• [TASK GOAL] Collect every line that includes the string "Overtime".

• [Extracted records]
▬▬▬▬▬▬▬▬▬▬

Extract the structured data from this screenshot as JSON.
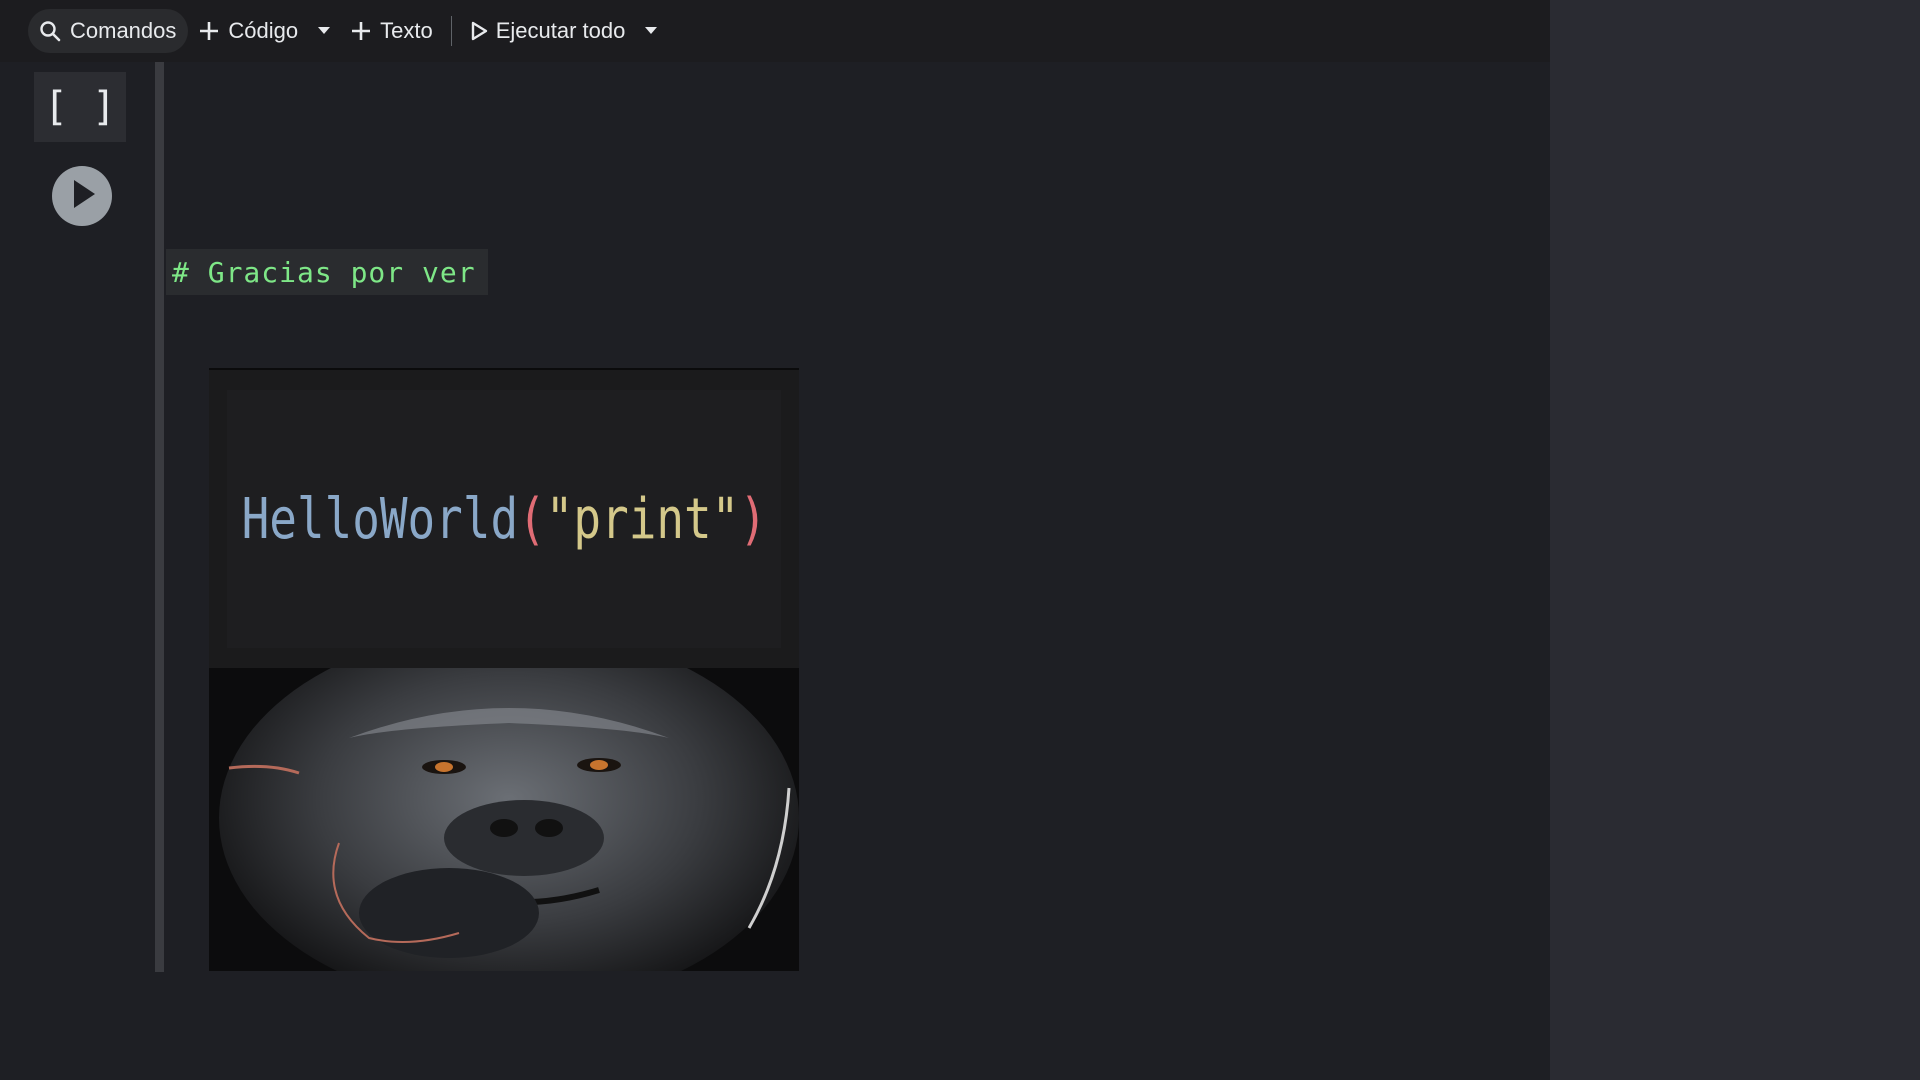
{
  "toolbar": {
    "search_label": "Comandos",
    "code_label": "Código",
    "text_label": "Texto",
    "run_all_label": "Ejecutar todo"
  },
  "cell": {
    "bracket_label": "[ ]",
    "markdown_heading": "# Gracias por ver"
  },
  "image_code": {
    "ident": "HelloWorld",
    "open_paren": "(",
    "string": "\"print\"",
    "close_paren": ")"
  },
  "colors": {
    "accent_green": "#7ee787",
    "code_ident": "#8aa8c8",
    "code_paren": "#e06c75",
    "code_string": "#d4c88a"
  }
}
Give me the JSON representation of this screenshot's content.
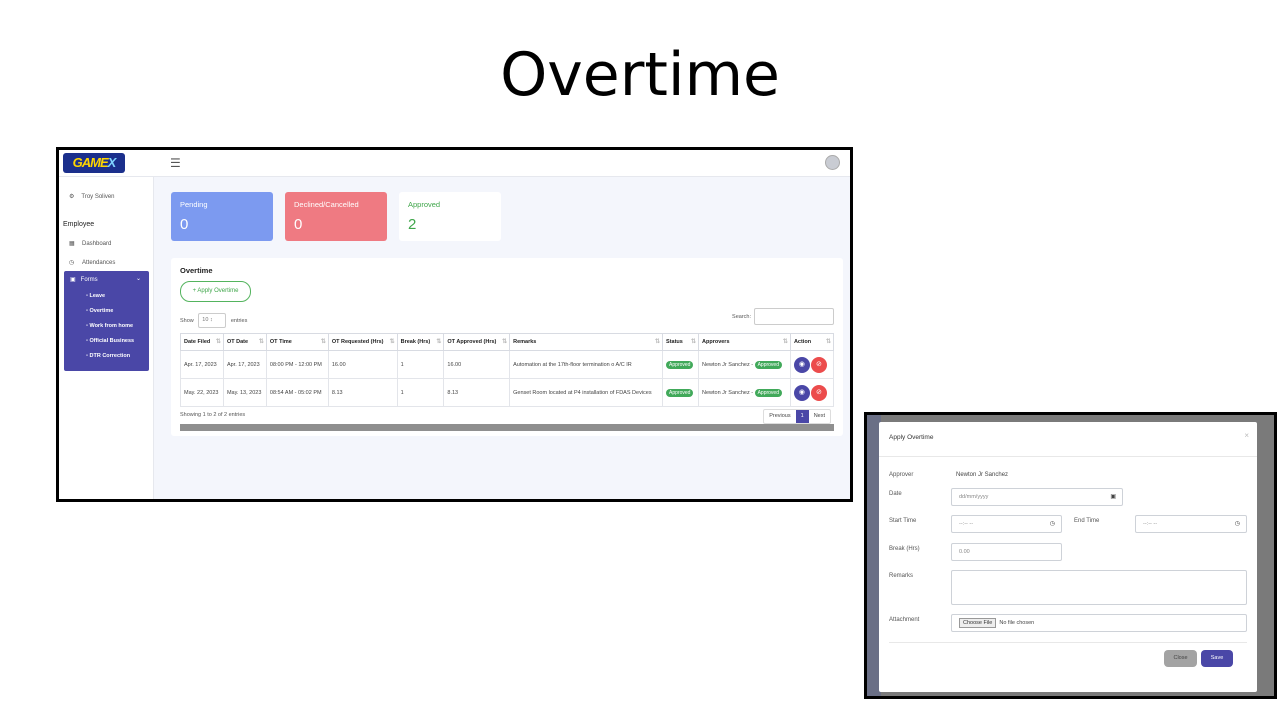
{
  "slide": {
    "title": "Overtime"
  },
  "app": {
    "logo": "GAME",
    "logo_accent": "X",
    "menu_icon": "hamburger-icon",
    "user_name": "Troy Soliven",
    "section_label": "Employee",
    "nav": {
      "dashboard": "Dashboard",
      "attendances": "Attendances",
      "forms": "Forms"
    },
    "forms_sub": [
      "Leave",
      "Overtime",
      "Work from home",
      "Official Business",
      "DTR Correction"
    ],
    "cards": {
      "pending": {
        "label": "Pending",
        "value": "0"
      },
      "declined": {
        "label": "Declined/Cancelled",
        "value": "0"
      },
      "approved": {
        "label": "Approved",
        "value": "2"
      }
    },
    "panel": {
      "title": "Overtime",
      "apply_label": "+ Apply Overtime",
      "show_label": "Show",
      "entries_value": "10",
      "entries_label": "entries",
      "search_label": "Search:",
      "columns": [
        "Date Filed",
        "OT Date",
        "OT Time",
        "OT Requested (Hrs)",
        "Break (Hrs)",
        "OT Approved (Hrs)",
        "Remarks",
        "Status",
        "Approvers",
        "Action"
      ],
      "rows": [
        {
          "filed": "Apr. 17, 2023",
          "ot_date": "Apr. 17, 2023",
          "time": "08:00 PM - 12:00 PM",
          "req": "16.00",
          "brk": "1",
          "appr": "16.00",
          "remarks": "Automation at the 17th-floor termination o A/C IR",
          "status": "Approved",
          "approver": "Newton Jr Sanchez -",
          "approver_status": "Approved"
        },
        {
          "filed": "May. 22, 2023",
          "ot_date": "May. 13, 2023",
          "time": "08:54 AM - 05:02 PM",
          "req": "8.13",
          "brk": "1",
          "appr": "8.13",
          "remarks": "Genset Room located at P4 installation of FDAS Devices",
          "status": "Approved",
          "approver": "Newton Jr Sanchez -",
          "approver_status": "Approved"
        }
      ],
      "showing": "Showing 1 to 2 of 2 entries",
      "pager": {
        "prev": "Previous",
        "page": "1",
        "next": "Next"
      }
    }
  },
  "modal": {
    "title": "Apply Overtime",
    "approver_label": "Approver",
    "approver_value": "Newton Jr Sanchez",
    "date_label": "Date",
    "date_placeholder": "dd/mm/yyyy",
    "start_label": "Start Time",
    "start_placeholder": "--:-- --",
    "end_label": "End Time",
    "end_placeholder": "--:-- --",
    "break_label": "Break (Hrs)",
    "break_placeholder": "0.00",
    "remarks_label": "Remarks",
    "attachment_label": "Attachment",
    "file_button": "Choose File",
    "file_status": "No file chosen",
    "close_label": "Close",
    "save_label": "Save"
  },
  "colors": {
    "primary": "#4a47a7",
    "pending": "#7c9af0",
    "declined": "#ef7a82",
    "approved": "#3fa64a",
    "danger": "#ec4c4c"
  }
}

▬▬▬▬▬▬▬▬▬▬

• [ANSWER TO THIS EXERCISE]
    "title": "Overtime"
      "Overtime",
      "title": "Overtime",
      "apply_label": "+ Apply Overtime",
    "title": "Apply Overtime",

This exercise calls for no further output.